## Problem description
Say how many lines include the word "العلمية". Reply with nothing but the number.
======== Dataset ========
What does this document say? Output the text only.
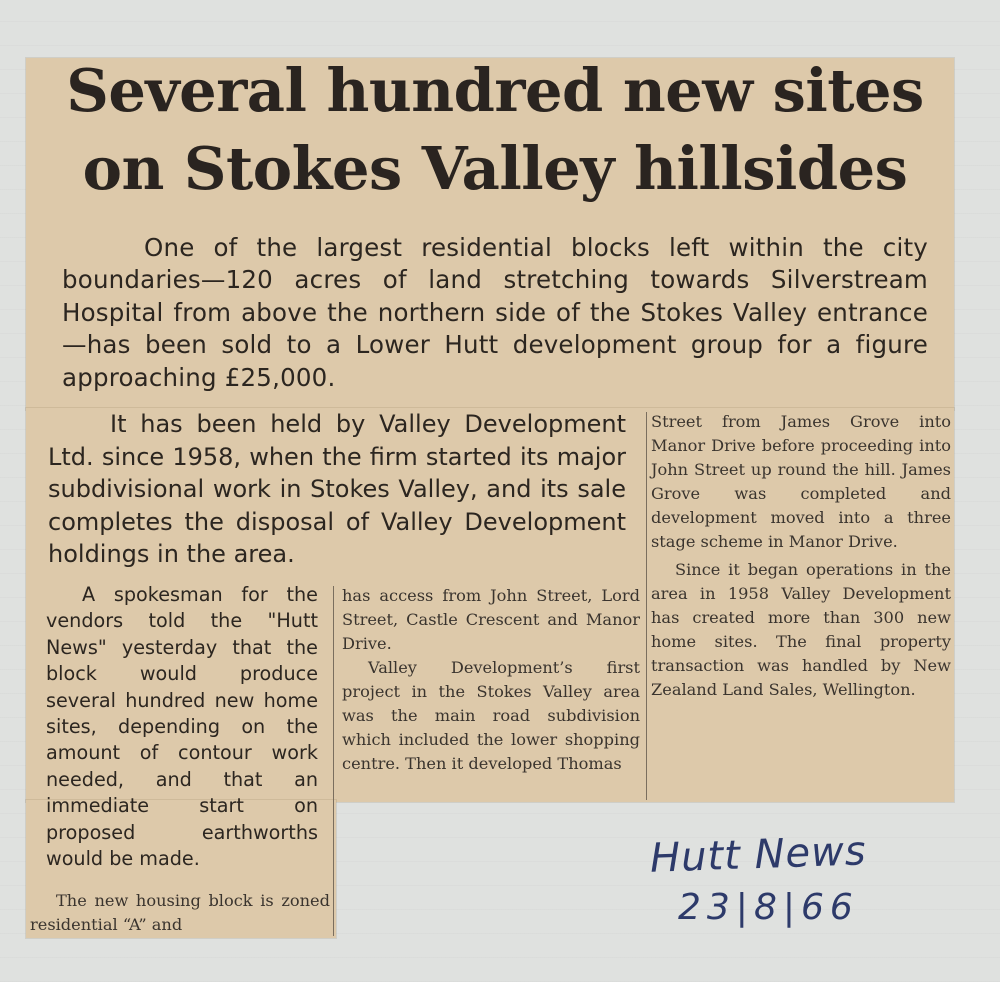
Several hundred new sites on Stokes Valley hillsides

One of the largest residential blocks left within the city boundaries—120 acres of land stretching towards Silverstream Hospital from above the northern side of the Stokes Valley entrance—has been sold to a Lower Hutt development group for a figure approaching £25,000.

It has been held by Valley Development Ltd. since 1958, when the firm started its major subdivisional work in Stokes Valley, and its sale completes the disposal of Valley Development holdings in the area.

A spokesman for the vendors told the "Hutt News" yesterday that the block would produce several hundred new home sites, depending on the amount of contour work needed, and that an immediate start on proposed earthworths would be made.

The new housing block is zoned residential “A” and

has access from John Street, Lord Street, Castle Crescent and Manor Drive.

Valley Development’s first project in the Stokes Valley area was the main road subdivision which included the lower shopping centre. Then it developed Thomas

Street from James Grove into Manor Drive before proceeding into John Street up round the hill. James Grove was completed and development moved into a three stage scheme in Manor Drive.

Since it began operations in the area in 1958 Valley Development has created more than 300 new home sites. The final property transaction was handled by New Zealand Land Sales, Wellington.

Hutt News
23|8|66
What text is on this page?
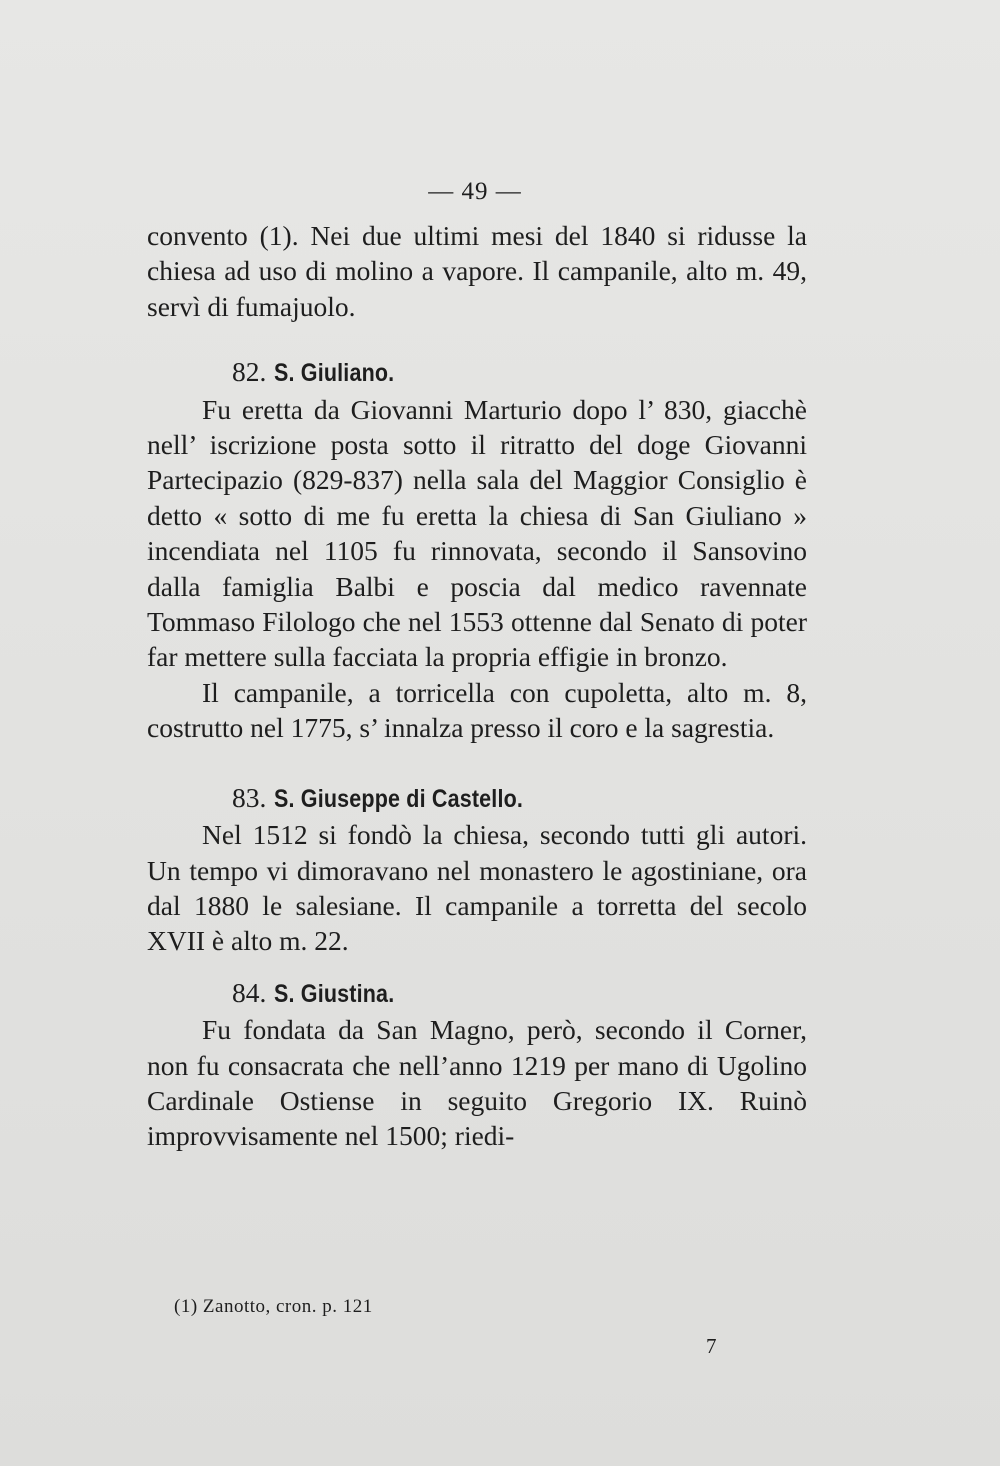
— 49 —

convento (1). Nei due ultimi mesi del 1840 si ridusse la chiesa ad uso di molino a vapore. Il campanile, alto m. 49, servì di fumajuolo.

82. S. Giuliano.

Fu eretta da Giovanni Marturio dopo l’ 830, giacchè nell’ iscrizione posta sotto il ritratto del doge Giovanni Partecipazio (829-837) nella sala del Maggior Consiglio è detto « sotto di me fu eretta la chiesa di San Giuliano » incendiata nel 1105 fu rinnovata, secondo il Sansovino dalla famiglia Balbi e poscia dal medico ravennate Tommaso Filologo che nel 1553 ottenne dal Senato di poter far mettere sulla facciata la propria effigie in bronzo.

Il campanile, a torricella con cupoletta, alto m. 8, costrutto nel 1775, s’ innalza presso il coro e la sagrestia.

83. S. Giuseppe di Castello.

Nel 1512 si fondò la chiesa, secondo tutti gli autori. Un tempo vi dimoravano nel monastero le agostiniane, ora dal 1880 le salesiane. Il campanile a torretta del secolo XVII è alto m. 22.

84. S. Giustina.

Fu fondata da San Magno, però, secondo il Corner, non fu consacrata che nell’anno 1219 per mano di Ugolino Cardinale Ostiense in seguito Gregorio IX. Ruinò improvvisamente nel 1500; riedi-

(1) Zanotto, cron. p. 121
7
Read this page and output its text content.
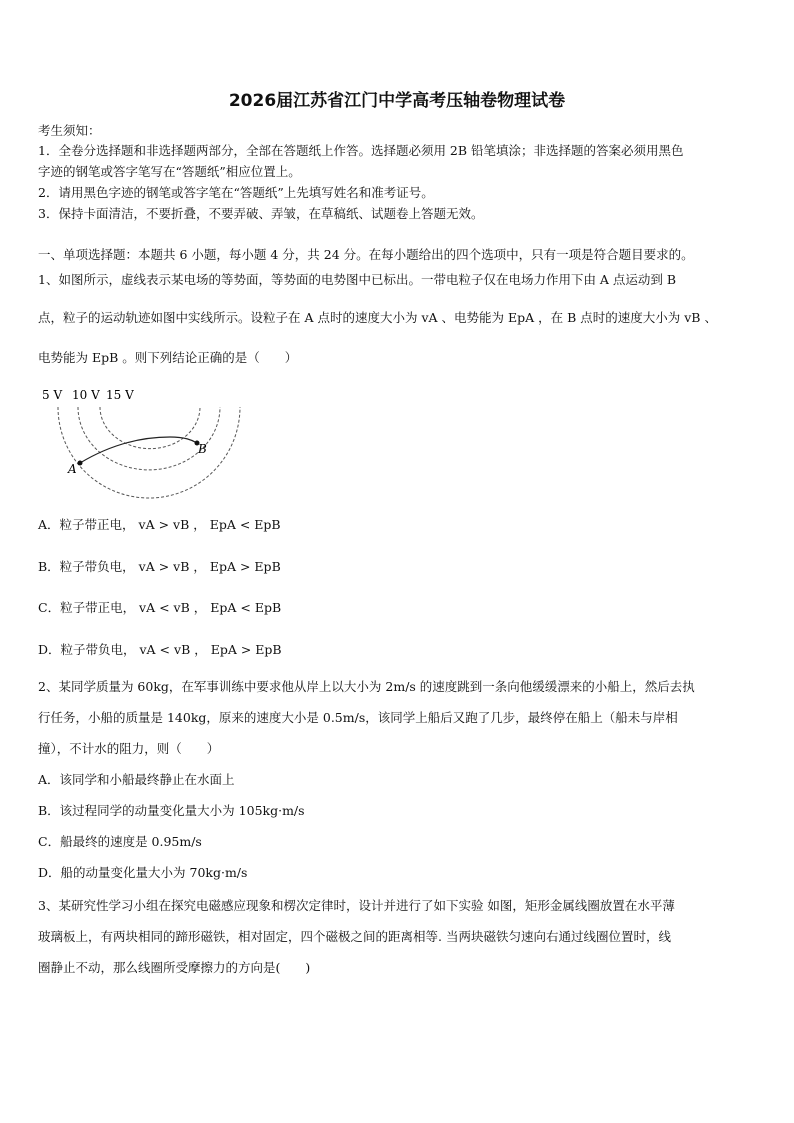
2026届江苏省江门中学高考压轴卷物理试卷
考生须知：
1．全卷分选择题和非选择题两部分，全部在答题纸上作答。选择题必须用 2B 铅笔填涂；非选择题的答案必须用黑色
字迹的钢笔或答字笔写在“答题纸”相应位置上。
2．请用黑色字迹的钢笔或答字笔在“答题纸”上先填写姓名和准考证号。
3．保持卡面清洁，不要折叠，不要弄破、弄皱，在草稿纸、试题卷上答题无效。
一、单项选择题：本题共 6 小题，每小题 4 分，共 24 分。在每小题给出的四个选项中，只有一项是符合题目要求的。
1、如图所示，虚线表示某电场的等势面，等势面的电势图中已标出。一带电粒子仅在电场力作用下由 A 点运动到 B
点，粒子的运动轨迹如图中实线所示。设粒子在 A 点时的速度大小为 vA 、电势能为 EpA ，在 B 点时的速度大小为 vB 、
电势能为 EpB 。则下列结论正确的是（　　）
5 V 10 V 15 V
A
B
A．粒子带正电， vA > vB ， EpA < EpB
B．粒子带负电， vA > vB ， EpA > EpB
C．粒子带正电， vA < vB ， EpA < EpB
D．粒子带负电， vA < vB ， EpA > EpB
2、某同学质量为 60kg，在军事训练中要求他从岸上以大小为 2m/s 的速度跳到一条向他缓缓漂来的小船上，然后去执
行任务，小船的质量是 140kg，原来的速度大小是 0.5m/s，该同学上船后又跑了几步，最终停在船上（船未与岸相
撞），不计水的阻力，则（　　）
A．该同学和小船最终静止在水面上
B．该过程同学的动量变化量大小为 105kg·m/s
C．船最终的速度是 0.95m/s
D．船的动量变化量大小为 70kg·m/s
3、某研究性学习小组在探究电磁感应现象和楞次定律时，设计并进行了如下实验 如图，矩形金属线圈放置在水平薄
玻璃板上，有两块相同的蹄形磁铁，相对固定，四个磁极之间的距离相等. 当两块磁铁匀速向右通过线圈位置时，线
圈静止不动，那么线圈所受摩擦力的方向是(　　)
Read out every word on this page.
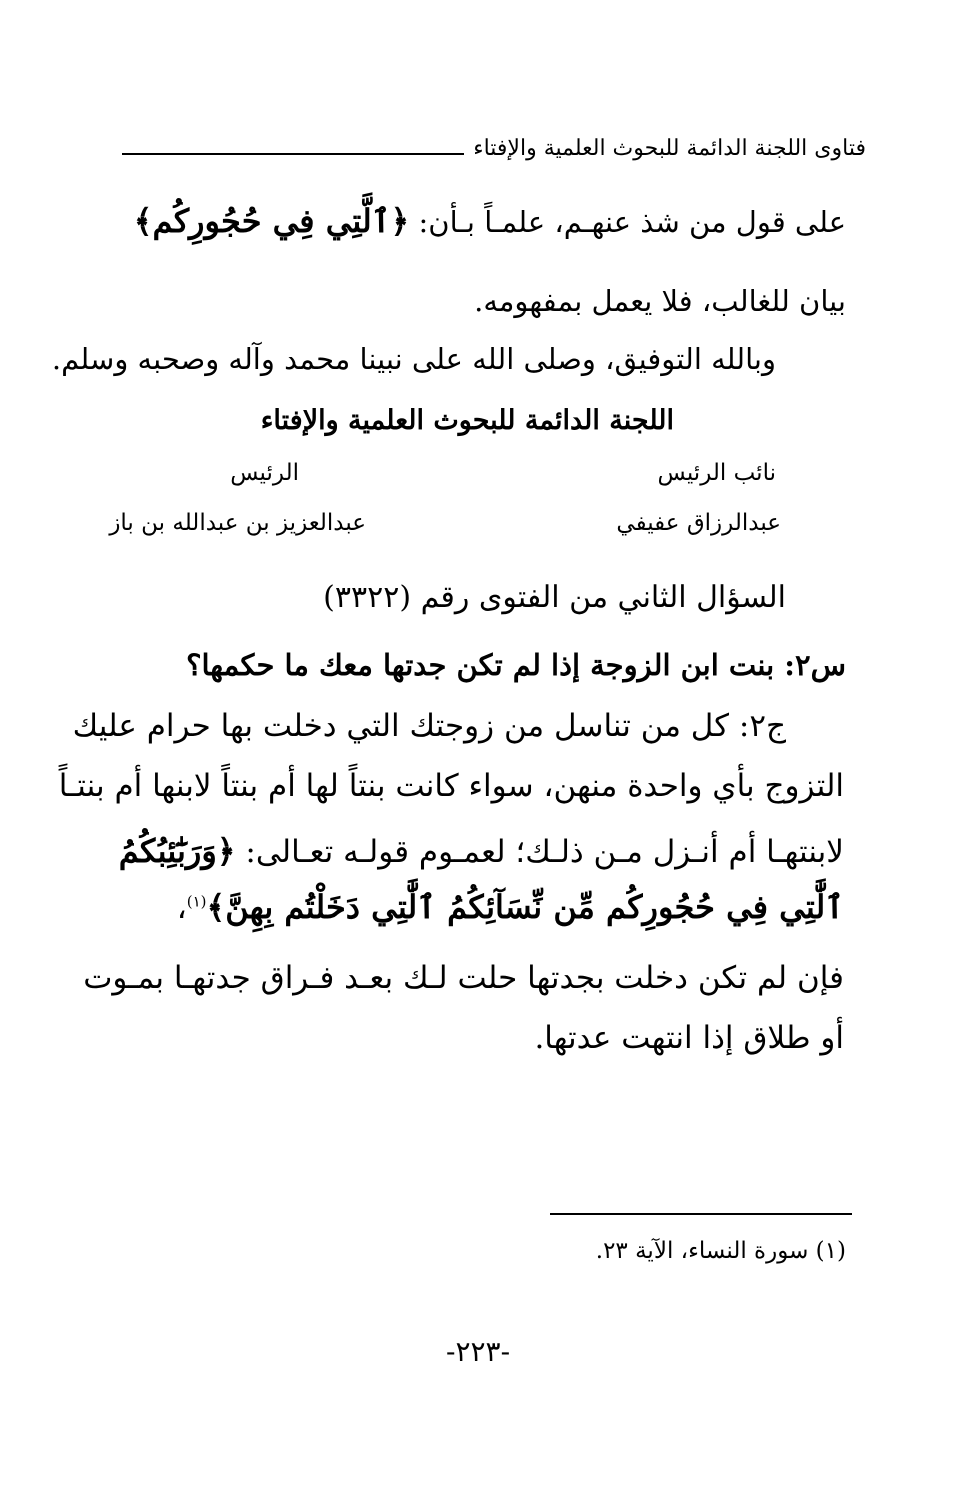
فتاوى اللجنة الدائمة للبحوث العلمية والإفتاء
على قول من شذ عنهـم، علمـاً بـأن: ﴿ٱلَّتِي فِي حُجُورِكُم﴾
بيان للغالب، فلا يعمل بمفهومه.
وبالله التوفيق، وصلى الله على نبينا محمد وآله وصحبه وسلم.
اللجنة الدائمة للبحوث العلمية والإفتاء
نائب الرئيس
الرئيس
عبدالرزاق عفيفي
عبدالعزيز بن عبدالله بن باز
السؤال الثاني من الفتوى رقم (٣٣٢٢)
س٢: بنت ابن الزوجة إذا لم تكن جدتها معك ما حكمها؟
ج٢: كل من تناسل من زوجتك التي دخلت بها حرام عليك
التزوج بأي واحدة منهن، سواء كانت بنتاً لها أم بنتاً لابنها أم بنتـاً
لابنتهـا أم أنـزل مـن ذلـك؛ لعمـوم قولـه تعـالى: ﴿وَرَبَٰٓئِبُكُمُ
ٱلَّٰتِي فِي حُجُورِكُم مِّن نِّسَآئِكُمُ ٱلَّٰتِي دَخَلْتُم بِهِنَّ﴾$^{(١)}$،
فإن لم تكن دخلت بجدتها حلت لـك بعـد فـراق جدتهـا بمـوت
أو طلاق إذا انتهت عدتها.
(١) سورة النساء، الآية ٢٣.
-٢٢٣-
========
## Response
2